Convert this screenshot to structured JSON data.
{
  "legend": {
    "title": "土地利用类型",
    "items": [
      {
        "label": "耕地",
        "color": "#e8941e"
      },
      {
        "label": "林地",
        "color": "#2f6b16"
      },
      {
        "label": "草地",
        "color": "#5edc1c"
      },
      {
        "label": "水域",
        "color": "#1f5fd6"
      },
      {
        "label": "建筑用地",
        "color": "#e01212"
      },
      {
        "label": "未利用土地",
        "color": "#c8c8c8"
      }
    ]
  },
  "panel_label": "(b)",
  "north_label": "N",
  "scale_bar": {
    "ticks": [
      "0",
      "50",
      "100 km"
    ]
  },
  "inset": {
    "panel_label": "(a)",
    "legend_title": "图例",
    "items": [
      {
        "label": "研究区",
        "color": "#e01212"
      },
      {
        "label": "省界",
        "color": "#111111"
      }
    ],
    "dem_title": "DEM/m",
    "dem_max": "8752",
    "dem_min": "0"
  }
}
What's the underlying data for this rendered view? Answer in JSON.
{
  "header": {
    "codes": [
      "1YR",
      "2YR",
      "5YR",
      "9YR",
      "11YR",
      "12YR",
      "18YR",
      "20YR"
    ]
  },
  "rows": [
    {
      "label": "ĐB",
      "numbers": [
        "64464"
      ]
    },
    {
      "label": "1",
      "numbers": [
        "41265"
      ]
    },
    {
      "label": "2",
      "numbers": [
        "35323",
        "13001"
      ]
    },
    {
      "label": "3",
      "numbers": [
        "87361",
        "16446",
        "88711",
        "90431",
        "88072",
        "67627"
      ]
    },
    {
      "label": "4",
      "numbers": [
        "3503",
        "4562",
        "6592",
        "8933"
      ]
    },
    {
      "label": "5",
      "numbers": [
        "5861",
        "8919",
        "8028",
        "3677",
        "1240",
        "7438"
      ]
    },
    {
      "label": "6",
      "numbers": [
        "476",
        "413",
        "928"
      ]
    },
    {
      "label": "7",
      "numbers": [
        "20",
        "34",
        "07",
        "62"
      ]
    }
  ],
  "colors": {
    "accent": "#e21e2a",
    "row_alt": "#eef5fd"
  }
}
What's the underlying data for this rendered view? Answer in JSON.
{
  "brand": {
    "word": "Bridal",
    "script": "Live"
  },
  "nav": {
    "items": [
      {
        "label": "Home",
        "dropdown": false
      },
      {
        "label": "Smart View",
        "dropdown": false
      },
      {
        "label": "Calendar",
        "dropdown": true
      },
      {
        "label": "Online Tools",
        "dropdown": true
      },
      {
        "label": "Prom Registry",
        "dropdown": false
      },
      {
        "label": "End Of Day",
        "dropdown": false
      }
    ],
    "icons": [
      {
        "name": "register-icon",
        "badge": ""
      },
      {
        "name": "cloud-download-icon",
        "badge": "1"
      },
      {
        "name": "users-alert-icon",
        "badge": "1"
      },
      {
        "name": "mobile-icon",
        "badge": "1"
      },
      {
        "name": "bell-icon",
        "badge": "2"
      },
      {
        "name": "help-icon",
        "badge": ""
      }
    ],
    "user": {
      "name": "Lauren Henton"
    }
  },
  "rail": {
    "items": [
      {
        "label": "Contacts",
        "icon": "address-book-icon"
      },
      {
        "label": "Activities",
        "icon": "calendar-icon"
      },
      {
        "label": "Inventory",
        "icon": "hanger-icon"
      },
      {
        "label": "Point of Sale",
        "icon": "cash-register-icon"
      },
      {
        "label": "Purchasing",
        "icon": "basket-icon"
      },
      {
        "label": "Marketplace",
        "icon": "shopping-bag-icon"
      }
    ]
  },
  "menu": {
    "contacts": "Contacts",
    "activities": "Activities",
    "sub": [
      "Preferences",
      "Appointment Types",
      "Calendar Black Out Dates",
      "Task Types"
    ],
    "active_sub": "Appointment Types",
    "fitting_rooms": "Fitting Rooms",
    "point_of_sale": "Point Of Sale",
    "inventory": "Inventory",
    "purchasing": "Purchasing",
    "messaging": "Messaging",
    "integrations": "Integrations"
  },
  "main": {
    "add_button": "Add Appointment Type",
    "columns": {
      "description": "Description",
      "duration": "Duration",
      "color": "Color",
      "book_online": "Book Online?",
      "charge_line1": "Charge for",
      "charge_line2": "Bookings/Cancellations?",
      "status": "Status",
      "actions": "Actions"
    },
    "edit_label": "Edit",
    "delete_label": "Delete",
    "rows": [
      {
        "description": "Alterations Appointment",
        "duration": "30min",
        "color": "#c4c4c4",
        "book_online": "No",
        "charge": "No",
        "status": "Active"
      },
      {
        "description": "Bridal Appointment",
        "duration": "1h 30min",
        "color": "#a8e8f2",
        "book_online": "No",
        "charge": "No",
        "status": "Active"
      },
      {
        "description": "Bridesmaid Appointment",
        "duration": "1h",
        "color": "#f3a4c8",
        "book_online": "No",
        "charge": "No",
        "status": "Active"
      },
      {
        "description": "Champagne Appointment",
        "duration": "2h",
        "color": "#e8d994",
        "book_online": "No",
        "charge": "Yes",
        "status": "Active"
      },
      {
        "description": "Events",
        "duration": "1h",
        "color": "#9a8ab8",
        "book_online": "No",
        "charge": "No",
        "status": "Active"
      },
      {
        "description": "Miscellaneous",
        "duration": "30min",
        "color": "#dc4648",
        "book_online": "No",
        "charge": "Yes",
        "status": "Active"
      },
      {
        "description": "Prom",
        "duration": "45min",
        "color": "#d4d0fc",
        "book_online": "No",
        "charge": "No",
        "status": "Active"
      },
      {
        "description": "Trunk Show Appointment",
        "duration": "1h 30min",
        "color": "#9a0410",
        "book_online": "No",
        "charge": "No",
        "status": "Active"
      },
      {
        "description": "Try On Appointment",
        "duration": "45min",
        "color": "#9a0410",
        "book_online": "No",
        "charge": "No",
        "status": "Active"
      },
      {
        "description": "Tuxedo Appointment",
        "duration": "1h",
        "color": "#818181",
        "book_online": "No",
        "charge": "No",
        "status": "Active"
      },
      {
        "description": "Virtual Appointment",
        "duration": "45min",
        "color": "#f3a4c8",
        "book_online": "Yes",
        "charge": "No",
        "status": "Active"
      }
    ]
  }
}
● ● ●
[The problem]
Considering only the records above, state the number of lines that include the word "Purchasing", with nothing added.

[Solution for this exercise]
2